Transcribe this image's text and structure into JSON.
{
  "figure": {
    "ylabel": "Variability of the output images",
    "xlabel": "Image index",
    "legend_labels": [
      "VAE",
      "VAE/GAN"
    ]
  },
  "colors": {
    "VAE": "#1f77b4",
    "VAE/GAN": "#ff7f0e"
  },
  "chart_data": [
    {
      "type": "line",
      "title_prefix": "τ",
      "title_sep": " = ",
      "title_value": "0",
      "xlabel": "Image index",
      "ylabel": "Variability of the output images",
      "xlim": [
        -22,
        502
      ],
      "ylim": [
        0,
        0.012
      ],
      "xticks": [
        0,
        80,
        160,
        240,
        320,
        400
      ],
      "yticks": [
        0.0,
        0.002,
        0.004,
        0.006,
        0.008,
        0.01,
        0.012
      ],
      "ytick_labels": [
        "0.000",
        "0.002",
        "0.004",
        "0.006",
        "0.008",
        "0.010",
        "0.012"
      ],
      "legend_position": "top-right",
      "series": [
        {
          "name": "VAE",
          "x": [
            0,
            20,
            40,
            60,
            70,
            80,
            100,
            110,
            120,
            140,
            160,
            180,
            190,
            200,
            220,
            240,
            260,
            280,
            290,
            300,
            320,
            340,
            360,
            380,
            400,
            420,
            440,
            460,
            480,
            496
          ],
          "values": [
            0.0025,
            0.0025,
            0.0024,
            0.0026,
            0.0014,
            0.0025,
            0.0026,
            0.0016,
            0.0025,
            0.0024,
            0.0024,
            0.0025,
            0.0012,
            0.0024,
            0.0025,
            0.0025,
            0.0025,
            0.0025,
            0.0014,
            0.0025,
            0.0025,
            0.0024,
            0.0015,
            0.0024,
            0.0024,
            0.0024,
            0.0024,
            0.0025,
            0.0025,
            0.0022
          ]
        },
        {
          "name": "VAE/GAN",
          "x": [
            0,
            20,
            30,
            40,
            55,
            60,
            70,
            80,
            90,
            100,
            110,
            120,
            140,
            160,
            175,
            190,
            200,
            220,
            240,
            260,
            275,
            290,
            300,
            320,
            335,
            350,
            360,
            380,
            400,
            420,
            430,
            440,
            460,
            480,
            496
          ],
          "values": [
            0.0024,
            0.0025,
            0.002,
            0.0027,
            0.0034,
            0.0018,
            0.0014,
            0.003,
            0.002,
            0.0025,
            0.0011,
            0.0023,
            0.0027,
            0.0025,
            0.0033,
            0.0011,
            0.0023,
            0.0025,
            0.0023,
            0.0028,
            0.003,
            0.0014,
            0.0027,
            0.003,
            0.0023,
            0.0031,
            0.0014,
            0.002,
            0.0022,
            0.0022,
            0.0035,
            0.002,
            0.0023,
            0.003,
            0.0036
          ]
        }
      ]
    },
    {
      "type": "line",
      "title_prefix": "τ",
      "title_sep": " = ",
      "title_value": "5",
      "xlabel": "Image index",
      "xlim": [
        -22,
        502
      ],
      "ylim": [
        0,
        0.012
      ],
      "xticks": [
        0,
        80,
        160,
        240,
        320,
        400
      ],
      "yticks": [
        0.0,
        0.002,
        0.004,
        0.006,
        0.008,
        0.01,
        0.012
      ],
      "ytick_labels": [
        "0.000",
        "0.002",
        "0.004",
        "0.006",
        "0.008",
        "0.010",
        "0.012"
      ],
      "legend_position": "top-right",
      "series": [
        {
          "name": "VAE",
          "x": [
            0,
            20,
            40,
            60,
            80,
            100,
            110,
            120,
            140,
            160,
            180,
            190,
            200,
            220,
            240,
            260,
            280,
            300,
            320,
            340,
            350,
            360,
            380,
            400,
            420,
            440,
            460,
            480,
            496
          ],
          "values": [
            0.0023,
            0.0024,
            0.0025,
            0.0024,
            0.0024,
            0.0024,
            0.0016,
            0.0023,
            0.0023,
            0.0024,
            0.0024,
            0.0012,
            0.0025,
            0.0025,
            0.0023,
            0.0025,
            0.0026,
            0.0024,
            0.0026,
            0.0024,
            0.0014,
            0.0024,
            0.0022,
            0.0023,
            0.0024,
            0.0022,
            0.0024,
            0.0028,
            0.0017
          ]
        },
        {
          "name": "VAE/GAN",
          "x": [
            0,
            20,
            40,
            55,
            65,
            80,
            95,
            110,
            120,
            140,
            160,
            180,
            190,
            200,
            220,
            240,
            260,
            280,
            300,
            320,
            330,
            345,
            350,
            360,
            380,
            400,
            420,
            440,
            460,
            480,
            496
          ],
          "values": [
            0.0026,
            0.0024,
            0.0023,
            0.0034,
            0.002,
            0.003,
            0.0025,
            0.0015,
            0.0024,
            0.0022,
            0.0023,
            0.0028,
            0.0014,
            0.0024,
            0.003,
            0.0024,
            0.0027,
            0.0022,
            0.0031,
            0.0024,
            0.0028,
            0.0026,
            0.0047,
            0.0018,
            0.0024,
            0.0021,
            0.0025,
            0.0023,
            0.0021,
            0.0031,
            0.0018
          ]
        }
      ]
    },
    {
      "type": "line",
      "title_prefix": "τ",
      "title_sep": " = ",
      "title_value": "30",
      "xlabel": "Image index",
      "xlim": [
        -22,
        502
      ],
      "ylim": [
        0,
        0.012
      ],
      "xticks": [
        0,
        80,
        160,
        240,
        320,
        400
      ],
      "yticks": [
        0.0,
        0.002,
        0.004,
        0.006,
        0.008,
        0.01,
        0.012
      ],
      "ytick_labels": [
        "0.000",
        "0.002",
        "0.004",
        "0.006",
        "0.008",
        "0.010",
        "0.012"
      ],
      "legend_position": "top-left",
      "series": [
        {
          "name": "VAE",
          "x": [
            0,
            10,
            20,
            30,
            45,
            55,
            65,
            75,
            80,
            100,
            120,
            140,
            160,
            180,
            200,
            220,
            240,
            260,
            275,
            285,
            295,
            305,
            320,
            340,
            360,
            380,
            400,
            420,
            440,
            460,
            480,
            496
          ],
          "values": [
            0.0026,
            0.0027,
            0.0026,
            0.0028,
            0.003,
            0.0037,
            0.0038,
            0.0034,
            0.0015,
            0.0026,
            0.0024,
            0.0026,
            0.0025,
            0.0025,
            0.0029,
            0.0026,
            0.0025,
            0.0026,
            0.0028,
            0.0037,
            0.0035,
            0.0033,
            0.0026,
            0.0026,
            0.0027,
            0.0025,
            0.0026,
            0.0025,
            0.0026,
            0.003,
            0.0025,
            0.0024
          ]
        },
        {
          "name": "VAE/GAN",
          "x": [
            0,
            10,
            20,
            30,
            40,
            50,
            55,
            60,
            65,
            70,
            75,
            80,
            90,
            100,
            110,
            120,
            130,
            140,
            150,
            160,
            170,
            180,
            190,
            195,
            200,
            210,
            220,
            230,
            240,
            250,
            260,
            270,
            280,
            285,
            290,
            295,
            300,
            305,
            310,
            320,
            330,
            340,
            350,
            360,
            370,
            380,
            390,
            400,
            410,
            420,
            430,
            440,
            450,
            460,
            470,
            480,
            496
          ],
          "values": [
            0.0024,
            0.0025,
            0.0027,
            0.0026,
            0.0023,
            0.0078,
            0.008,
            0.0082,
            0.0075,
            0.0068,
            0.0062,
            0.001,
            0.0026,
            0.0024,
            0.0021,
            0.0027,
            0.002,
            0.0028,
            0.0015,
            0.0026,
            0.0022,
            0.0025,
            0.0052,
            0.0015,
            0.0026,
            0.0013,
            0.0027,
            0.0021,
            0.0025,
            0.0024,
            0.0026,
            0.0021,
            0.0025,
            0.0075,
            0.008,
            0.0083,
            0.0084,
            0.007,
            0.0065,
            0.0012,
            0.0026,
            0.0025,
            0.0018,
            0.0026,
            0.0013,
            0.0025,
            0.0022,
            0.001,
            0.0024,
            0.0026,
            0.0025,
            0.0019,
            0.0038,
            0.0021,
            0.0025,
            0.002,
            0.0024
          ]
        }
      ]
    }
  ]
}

_ _ _ _ _ _ _

**Work to do:** Your task is to collect every line above that contains the word "output".

**Solution to the problem:**
    "ylabel": "Variability of the output images",
      "ylabel": "Variability of the output images",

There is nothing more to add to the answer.